EXERCISE TASK: Will you output all of the data below exactly, omitting the images?

DATA LINES:
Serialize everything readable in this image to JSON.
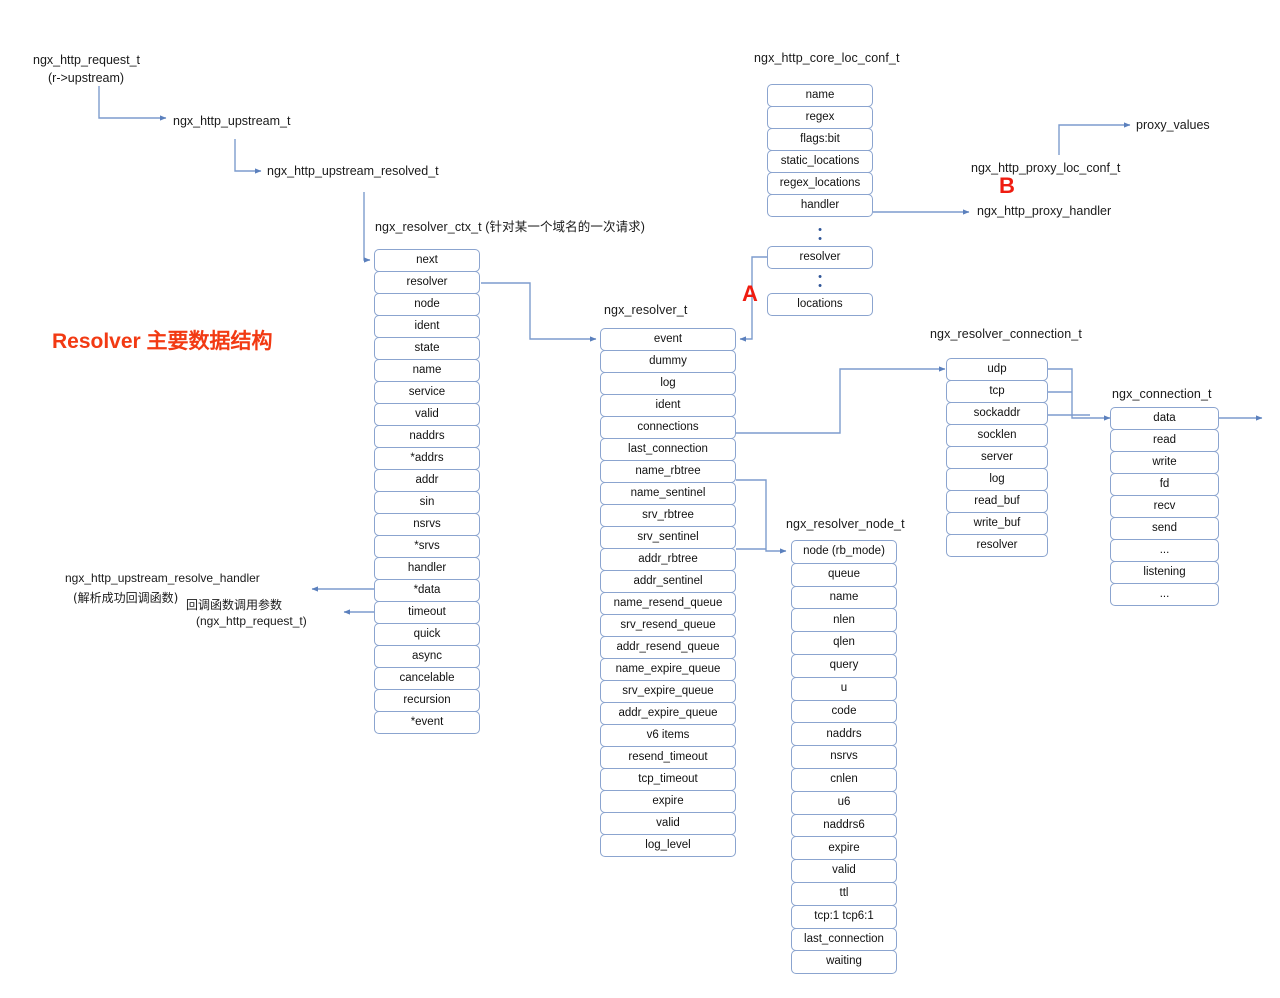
{
  "title": {
    "text": "Resolver 主要数据结构",
    "color": "#f23a13"
  },
  "colors": {
    "box_border": "#8ba4cf",
    "wire": "#7d9ccd",
    "marker_red": "#ef1c10",
    "text": "#1a1a1a"
  },
  "labels": {
    "ngx_http_request_t": "ngx_http_request_t",
    "ngx_http_request_t_sub": "(r->upstream)",
    "ngx_http_upstream_t": "ngx_http_upstream_t",
    "ngx_http_upstream_resolved_t": "ngx_http_upstream_resolved_t",
    "resolve_handler": "ngx_http_upstream_resolve_handler",
    "resolve_handler_sub": "(解析成功回调函数)",
    "callback_param": "回调函数调用参数",
    "callback_param_sub": "(ngx_http_request_t)",
    "proxy_values": "proxy_values",
    "ngx_http_proxy_loc_conf_t": "ngx_http_proxy_loc_conf_t",
    "ngx_http_proxy_handler": "ngx_http_proxy_handler",
    "marker_a": "A",
    "marker_b": "B"
  },
  "structs": [
    {
      "id": "ngx_resolver_ctx_t",
      "title": "ngx_resolver_ctx_t (针对某一个域名的一次请求)",
      "fields": [
        "next",
        "resolver",
        "node",
        "ident",
        "state",
        "name",
        "service",
        "valid",
        "naddrs",
        "*addrs",
        "addr",
        "sin",
        "nsrvs",
        "*srvs",
        "handler",
        "*data",
        "timeout",
        "quick",
        "async",
        "cancelable",
        "recursion",
        "*event"
      ]
    },
    {
      "id": "ngx_http_core_loc_conf_t",
      "title": "ngx_http_core_loc_conf_t",
      "fields": [
        "name",
        "regex",
        "flags:bit",
        "static_locations",
        "regex_locations",
        "handler"
      ],
      "fields_after_dots": [
        "resolver"
      ],
      "fields_after_dots2": [
        "locations"
      ]
    },
    {
      "id": "ngx_resolver_t",
      "title": "ngx_resolver_t",
      "fields": [
        "event",
        "dummy",
        "log",
        "ident",
        "connections",
        "last_connection",
        "name_rbtree",
        "name_sentinel",
        "srv_rbtree",
        "srv_sentinel",
        "addr_rbtree",
        "addr_sentinel",
        "name_resend_queue",
        "srv_resend_queue",
        "addr_resend_queue",
        "name_expire_queue",
        "srv_expire_queue",
        "addr_expire_queue",
        "v6 items",
        "resend_timeout",
        "tcp_timeout",
        "expire",
        "valid",
        "log_level"
      ]
    },
    {
      "id": "ngx_resolver_node_t",
      "title": "ngx_resolver_node_t",
      "fields": [
        "node (rb_mode)",
        "queue",
        "name",
        "nlen",
        "qlen",
        "query",
        "u",
        "code",
        "naddrs",
        "nsrvs",
        "cnlen",
        "u6",
        "naddrs6",
        "expire",
        "valid",
        "ttl",
        "tcp:1 tcp6:1",
        "last_connection",
        "waiting"
      ]
    },
    {
      "id": "ngx_resolver_connection_t",
      "title": "ngx_resolver_connection_t",
      "fields": [
        "udp",
        "tcp",
        "sockaddr",
        "socklen",
        "server",
        "log",
        "read_buf",
        "write_buf",
        "resolver"
      ]
    },
    {
      "id": "ngx_connection_t",
      "title": "ngx_connection_t",
      "fields": [
        "data",
        "read",
        "write",
        "fd",
        "recv",
        "send",
        "...",
        "listening",
        "..."
      ]
    }
  ]
}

RESULT BELOW:
Serialize everything readable in this image to JSON.
{
  "title": {
    "text": "Resolver 主要数据结构",
    "color": "#f23a13"
  },
  "colors": {
    "box_border": "#8ba4cf",
    "wire": "#7d9ccd",
    "marker_red": "#ef1c10",
    "text": "#1a1a1a"
  },
  "labels": {
    "ngx_http_request_t": "ngx_http_request_t",
    "ngx_http_request_t_sub": "(r->upstream)",
    "ngx_http_upstream_t": "ngx_http_upstream_t",
    "ngx_http_upstream_resolved_t": "ngx_http_upstream_resolved_t",
    "resolve_handler": "ngx_http_upstream_resolve_handler",
    "resolve_handler_sub": "(解析成功回调函数)",
    "callback_param": "回调函数调用参数",
    "callback_param_sub": "(ngx_http_request_t)",
    "proxy_values": "proxy_values",
    "ngx_http_proxy_loc_conf_t": "ngx_http_proxy_loc_conf_t",
    "ngx_http_proxy_handler": "ngx_http_proxy_handler",
    "marker_a": "A",
    "marker_b": "B"
  },
  "structs": [
    {
      "id": "ngx_resolver_ctx_t",
      "title": "ngx_resolver_ctx_t (针对某一个域名的一次请求)",
      "fields": [
        "next",
        "resolver",
        "node",
        "ident",
        "state",
        "name",
        "service",
        "valid",
        "naddrs",
        "*addrs",
        "addr",
        "sin",
        "nsrvs",
        "*srvs",
        "handler",
        "*data",
        "timeout",
        "quick",
        "async",
        "cancelable",
        "recursion",
        "*event"
      ]
    },
    {
      "id": "ngx_http_core_loc_conf_t",
      "title": "ngx_http_core_loc_conf_t",
      "fields": [
        "name",
        "regex",
        "flags:bit",
        "static_locations",
        "regex_locations",
        "handler"
      ],
      "fields_after_dots": [
        "resolver"
      ],
      "fields_after_dots2": [
        "locations"
      ]
    },
    {
      "id": "ngx_resolver_t",
      "title": "ngx_resolver_t",
      "fields": [
        "event",
        "dummy",
        "log",
        "ident",
        "connections",
        "last_connection",
        "name_rbtree",
        "name_sentinel",
        "srv_rbtree",
        "srv_sentinel",
        "addr_rbtree",
        "addr_sentinel",
        "name_resend_queue",
        "srv_resend_queue",
        "addr_resend_queue",
        "name_expire_queue",
        "srv_expire_queue",
        "addr_expire_queue",
        "v6 items",
        "resend_timeout",
        "tcp_timeout",
        "expire",
        "valid",
        "log_level"
      ]
    },
    {
      "id": "ngx_resolver_node_t",
      "title": "ngx_resolver_node_t",
      "fields": [
        "node (rb_mode)",
        "queue",
        "name",
        "nlen",
        "qlen",
        "query",
        "u",
        "code",
        "naddrs",
        "nsrvs",
        "cnlen",
        "u6",
        "naddrs6",
        "expire",
        "valid",
        "ttl",
        "tcp:1 tcp6:1",
        "last_connection",
        "waiting"
      ]
    },
    {
      "id": "ngx_resolver_connection_t",
      "title": "ngx_resolver_connection_t",
      "fields": [
        "udp",
        "tcp",
        "sockaddr",
        "socklen",
        "server",
        "log",
        "read_buf",
        "write_buf",
        "resolver"
      ]
    },
    {
      "id": "ngx_connection_t",
      "title": "ngx_connection_t",
      "fields": [
        "data",
        "read",
        "write",
        "fd",
        "recv",
        "send",
        "...",
        "listening",
        "..."
      ]
    }
  ]
}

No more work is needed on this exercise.